What is needed – Repeat every line exactly, keeping the pictures out of the copy.

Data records
####

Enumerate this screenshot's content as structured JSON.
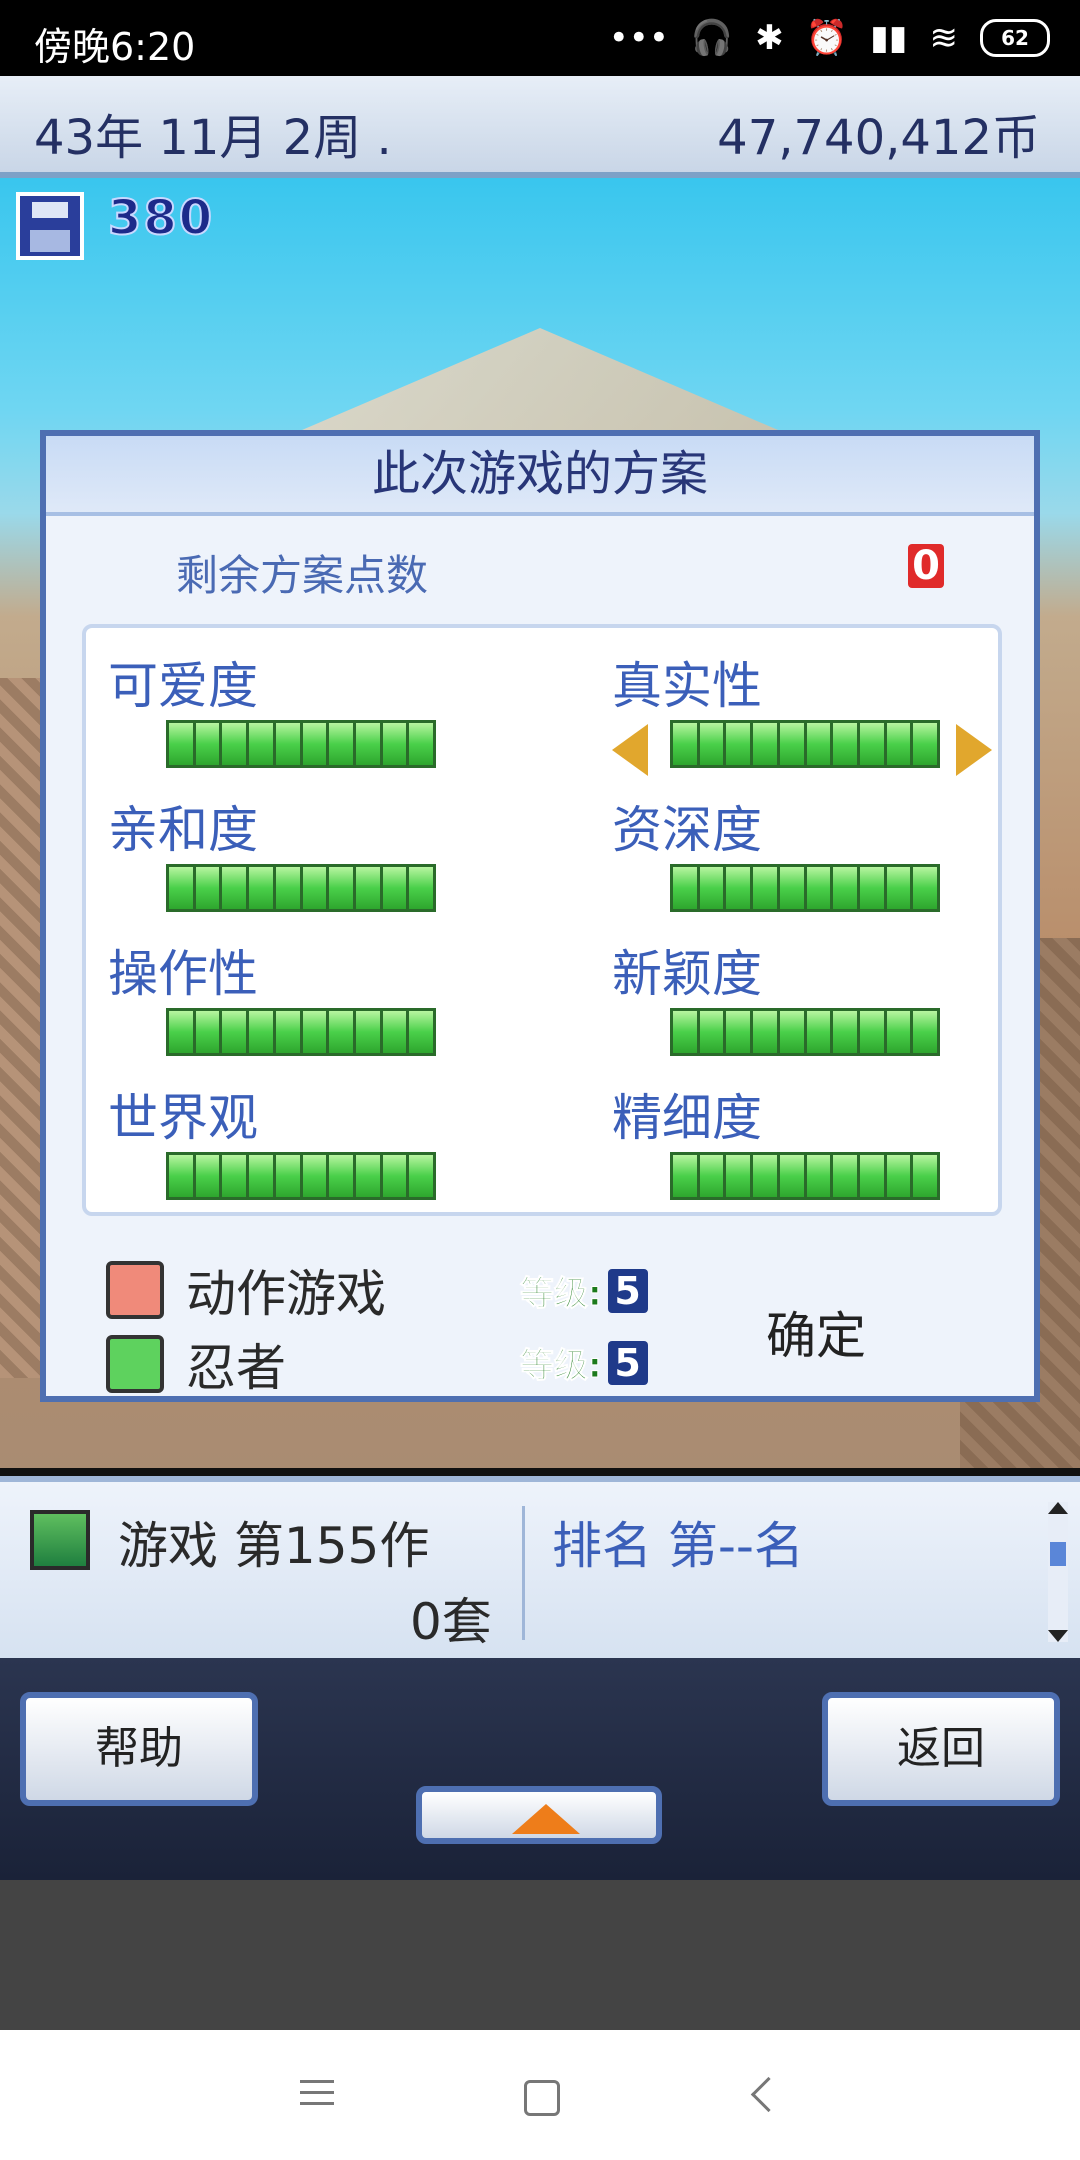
{
  "status": {
    "time": "傍晚6:20",
    "battery": "62"
  },
  "topbar": {
    "date": "43年 11月 2周 .",
    "money": "47,740,412币"
  },
  "scene": {
    "save_count": "380"
  },
  "dialog": {
    "title": "此次游戏的方案",
    "remaining_label": "剩余方案点数",
    "remaining_value": "0",
    "attributes": [
      {
        "label": "可爱度",
        "level": 10
      },
      {
        "label": "真实性",
        "level": 10
      },
      {
        "label": "亲和度",
        "level": 10
      },
      {
        "label": "资深度",
        "level": 10
      },
      {
        "label": "操作性",
        "level": 10
      },
      {
        "label": "新颖度",
        "level": 10
      },
      {
        "label": "世界观",
        "level": 10
      },
      {
        "label": "精细度",
        "level": 10
      }
    ],
    "genres": [
      {
        "name": "动作游戏",
        "level_label": "等级:",
        "level": "5"
      },
      {
        "name": "忍者",
        "level_label": "等级:",
        "level": "5"
      }
    ],
    "confirm": "确定"
  },
  "game_info": {
    "title": "游戏 第155作",
    "sales": "0套",
    "rank": "排名 第--名"
  },
  "buttons": {
    "help": "帮助",
    "back": "返回"
  }
}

####

Reply –
Enumerate this screenshot's content as structured JSON.
{
  "status": {
    "time": "傍晚6:20",
    "battery": "62"
  },
  "topbar": {
    "date": "43年 11月 2周 .",
    "money": "47,740,412币"
  },
  "scene": {
    "save_count": "380"
  },
  "dialog": {
    "title": "此次游戏的方案",
    "remaining_label": "剩余方案点数",
    "remaining_value": "0",
    "attributes": [
      {
        "label": "可爱度",
        "level": 10
      },
      {
        "label": "真实性",
        "level": 10
      },
      {
        "label": "亲和度",
        "level": 10
      },
      {
        "label": "资深度",
        "level": 10
      },
      {
        "label": "操作性",
        "level": 10
      },
      {
        "label": "新颖度",
        "level": 10
      },
      {
        "label": "世界观",
        "level": 10
      },
      {
        "label": "精细度",
        "level": 10
      }
    ],
    "genres": [
      {
        "name": "动作游戏",
        "level_label": "等级:",
        "level": "5"
      },
      {
        "name": "忍者",
        "level_label": "等级:",
        "level": "5"
      }
    ],
    "confirm": "确定"
  },
  "game_info": {
    "title": "游戏 第155作",
    "sales": "0套",
    "rank": "排名 第--名"
  },
  "buttons": {
    "help": "帮助",
    "back": "返回"
  }
}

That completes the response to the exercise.